Records excerpted from a collection:
= = = = = = =

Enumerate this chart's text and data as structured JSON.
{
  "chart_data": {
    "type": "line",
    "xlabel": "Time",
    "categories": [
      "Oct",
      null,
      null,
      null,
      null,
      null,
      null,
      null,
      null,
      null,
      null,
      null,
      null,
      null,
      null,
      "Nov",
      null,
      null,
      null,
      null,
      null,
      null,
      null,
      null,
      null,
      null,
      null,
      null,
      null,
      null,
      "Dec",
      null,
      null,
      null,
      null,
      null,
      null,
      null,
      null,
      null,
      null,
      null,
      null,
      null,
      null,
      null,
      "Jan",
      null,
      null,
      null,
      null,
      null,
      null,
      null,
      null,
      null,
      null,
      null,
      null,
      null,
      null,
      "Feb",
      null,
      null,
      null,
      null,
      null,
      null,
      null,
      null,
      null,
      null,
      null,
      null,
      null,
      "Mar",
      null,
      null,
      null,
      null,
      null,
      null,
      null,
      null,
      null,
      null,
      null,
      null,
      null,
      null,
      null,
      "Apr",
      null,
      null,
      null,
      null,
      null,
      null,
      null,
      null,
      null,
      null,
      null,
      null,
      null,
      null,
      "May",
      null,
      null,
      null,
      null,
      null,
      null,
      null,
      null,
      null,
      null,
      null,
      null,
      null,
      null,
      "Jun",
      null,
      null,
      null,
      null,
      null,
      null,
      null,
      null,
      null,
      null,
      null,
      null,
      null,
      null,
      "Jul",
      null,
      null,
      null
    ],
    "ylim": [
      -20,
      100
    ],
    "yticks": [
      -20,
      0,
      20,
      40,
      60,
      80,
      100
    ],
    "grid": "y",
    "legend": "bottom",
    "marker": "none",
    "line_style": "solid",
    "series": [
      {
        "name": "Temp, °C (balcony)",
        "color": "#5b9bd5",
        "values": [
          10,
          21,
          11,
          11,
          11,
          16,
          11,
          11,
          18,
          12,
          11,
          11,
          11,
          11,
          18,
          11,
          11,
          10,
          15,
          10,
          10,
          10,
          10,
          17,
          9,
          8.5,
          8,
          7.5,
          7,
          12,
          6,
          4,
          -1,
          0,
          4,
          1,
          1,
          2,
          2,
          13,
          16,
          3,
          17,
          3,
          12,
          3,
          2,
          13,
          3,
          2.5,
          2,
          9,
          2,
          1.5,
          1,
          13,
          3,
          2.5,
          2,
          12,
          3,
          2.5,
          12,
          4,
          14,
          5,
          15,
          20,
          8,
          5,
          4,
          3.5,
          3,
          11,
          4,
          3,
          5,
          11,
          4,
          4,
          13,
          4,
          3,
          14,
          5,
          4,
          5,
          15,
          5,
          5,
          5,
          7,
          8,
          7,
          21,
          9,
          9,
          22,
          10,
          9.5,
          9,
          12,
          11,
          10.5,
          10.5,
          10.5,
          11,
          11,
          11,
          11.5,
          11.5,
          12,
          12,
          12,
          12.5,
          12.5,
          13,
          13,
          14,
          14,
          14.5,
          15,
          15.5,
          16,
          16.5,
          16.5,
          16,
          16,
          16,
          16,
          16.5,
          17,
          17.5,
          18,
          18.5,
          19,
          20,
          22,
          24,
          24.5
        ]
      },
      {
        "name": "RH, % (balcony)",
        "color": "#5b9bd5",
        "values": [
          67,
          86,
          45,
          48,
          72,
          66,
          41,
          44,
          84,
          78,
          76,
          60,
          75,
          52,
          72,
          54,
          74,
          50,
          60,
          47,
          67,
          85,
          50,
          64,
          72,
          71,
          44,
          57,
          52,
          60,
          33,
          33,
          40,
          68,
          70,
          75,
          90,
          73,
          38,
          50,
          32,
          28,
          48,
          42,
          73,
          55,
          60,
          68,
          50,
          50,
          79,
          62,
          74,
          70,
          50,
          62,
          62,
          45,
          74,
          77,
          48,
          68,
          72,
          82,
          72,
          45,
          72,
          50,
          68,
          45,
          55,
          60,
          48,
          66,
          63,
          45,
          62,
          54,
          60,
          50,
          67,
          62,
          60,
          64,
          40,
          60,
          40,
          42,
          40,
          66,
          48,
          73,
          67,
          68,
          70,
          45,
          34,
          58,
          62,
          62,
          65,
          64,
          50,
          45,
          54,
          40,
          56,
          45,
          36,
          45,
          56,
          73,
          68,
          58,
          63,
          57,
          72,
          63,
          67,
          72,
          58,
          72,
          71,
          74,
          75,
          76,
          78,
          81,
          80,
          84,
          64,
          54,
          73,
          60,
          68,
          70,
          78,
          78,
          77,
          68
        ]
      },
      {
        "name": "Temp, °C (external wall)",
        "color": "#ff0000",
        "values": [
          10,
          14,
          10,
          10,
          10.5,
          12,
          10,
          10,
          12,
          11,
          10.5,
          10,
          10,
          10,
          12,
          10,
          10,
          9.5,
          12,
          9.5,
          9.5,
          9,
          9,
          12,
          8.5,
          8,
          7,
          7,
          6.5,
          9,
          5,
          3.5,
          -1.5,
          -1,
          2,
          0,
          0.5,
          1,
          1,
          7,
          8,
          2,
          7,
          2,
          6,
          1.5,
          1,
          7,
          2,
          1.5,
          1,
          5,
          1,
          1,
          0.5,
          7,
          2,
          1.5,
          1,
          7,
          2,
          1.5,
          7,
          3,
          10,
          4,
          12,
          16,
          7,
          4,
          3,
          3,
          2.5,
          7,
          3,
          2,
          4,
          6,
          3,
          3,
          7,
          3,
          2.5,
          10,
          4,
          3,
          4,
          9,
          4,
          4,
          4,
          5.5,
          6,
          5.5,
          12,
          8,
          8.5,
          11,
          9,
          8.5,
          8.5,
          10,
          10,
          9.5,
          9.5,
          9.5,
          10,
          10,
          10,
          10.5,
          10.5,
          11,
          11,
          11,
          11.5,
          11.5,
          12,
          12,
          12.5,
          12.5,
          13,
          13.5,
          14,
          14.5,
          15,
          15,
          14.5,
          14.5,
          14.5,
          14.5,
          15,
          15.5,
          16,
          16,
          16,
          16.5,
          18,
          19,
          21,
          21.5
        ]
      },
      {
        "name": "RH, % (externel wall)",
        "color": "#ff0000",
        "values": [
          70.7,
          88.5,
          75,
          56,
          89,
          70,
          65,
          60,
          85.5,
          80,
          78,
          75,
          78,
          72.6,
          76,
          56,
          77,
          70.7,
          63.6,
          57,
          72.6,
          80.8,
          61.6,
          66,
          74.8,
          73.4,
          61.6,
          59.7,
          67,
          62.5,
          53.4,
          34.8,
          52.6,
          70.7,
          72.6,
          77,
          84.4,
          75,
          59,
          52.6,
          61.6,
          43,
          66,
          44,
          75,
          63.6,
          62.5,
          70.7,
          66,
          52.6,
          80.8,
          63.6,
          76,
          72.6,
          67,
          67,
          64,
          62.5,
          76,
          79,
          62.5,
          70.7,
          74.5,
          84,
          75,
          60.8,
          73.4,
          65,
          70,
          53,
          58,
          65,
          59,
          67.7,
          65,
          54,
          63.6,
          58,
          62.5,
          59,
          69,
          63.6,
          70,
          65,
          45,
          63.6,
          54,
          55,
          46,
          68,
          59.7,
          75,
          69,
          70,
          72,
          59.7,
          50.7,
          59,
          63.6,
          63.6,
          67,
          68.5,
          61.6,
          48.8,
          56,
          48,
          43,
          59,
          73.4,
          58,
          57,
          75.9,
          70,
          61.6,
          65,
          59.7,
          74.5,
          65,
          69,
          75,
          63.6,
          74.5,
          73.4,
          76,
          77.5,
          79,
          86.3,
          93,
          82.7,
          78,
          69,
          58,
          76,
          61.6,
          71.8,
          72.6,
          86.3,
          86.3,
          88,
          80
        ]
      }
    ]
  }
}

= = = = = = =

Extract each line from the listing that holds the word "name".

> [ANSWER TO THIS PROBLEM]
        "name": "Temp, °C (balcony)",
        "name": "RH, % (balcony)",
        "name": "Temp, °C (external wall)",
        "name": "RH, % (externel wall)",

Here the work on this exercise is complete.